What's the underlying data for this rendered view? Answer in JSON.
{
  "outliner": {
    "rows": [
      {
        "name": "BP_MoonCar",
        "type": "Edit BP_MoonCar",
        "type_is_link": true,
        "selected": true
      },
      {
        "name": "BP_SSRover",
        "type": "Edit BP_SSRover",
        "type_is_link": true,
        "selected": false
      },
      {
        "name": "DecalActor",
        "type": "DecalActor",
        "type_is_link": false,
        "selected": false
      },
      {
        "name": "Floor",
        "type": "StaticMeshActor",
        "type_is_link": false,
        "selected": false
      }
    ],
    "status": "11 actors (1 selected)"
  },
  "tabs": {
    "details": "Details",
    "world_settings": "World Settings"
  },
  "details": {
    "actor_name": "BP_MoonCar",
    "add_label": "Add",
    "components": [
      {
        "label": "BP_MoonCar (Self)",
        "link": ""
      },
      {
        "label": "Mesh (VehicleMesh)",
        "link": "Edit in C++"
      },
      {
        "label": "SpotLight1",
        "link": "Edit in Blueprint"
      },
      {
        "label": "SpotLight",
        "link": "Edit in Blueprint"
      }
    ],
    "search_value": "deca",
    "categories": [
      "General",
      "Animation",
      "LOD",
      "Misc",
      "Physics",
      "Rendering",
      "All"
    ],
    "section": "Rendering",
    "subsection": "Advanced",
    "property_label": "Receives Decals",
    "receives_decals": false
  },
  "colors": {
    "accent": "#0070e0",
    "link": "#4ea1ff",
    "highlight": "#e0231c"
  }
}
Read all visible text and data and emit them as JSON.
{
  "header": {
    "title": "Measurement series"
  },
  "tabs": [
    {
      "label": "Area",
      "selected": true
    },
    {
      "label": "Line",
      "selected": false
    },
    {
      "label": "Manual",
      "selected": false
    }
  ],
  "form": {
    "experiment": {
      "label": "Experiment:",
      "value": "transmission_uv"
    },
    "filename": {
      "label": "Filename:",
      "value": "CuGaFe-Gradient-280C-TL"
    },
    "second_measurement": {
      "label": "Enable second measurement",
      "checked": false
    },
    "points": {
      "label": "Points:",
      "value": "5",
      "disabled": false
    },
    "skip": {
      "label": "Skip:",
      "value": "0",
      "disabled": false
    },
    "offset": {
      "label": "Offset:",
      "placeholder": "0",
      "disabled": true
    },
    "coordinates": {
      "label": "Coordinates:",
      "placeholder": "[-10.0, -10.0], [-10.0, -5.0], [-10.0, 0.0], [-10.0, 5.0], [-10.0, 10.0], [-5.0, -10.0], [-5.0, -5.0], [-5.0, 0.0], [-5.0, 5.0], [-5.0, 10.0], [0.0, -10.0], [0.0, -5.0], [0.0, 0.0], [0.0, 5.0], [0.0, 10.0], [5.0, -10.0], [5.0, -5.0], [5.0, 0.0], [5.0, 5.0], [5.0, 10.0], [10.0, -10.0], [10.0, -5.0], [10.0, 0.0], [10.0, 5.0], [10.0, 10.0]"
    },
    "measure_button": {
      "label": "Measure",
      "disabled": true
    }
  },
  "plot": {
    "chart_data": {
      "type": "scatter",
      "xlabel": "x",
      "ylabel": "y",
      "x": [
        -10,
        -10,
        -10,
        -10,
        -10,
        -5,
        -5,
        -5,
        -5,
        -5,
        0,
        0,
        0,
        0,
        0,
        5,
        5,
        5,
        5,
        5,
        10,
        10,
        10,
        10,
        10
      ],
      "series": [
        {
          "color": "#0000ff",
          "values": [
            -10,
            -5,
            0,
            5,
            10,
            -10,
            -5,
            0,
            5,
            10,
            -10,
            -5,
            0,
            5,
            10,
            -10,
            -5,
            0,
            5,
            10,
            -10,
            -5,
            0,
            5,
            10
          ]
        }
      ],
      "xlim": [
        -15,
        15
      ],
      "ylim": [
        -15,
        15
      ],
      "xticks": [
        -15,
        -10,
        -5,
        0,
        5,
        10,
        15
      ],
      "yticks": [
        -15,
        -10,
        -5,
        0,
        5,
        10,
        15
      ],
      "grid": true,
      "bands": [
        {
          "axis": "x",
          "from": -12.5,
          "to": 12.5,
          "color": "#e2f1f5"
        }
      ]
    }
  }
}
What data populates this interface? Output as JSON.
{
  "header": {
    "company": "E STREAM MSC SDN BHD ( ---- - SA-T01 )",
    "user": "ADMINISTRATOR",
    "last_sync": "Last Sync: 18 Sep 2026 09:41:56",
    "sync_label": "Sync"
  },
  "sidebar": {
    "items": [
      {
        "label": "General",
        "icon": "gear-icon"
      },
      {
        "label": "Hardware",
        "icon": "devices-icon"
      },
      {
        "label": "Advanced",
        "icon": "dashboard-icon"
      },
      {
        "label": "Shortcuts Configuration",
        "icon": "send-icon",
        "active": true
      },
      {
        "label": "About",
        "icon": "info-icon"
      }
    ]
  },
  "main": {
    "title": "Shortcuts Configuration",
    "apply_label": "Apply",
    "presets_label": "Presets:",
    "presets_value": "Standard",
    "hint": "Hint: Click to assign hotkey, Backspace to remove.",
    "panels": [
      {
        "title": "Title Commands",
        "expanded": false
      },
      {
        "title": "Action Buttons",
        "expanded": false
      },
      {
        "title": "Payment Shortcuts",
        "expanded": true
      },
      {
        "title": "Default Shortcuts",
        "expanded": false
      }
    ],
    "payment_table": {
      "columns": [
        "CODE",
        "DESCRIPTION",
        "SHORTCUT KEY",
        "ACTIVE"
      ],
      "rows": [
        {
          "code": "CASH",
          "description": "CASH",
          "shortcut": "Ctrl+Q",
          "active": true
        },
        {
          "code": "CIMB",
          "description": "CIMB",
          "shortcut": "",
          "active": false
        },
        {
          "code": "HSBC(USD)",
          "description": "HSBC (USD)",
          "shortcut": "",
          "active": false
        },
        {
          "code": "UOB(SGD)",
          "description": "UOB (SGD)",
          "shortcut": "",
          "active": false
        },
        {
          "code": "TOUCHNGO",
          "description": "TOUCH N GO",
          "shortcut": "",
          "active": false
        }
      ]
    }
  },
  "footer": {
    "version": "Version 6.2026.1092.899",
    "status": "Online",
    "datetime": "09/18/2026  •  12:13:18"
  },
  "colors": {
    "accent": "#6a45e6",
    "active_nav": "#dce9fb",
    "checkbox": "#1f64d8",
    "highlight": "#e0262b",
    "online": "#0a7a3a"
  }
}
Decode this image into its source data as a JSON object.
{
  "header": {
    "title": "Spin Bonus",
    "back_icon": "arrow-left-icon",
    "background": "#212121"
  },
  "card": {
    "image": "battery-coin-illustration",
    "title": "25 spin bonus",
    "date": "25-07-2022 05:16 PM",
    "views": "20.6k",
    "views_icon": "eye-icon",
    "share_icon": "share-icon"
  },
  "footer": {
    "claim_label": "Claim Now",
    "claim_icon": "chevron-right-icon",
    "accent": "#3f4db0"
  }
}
###
- **What is required**
In the lines above, locate the string "this". Copy every line where it occurs.

- **Response to the task**
What's the underlying data for this rendered view? Answer in JSON.
What data populates this interface? Output as JSON.
Decode this image into its source data as a JSON object.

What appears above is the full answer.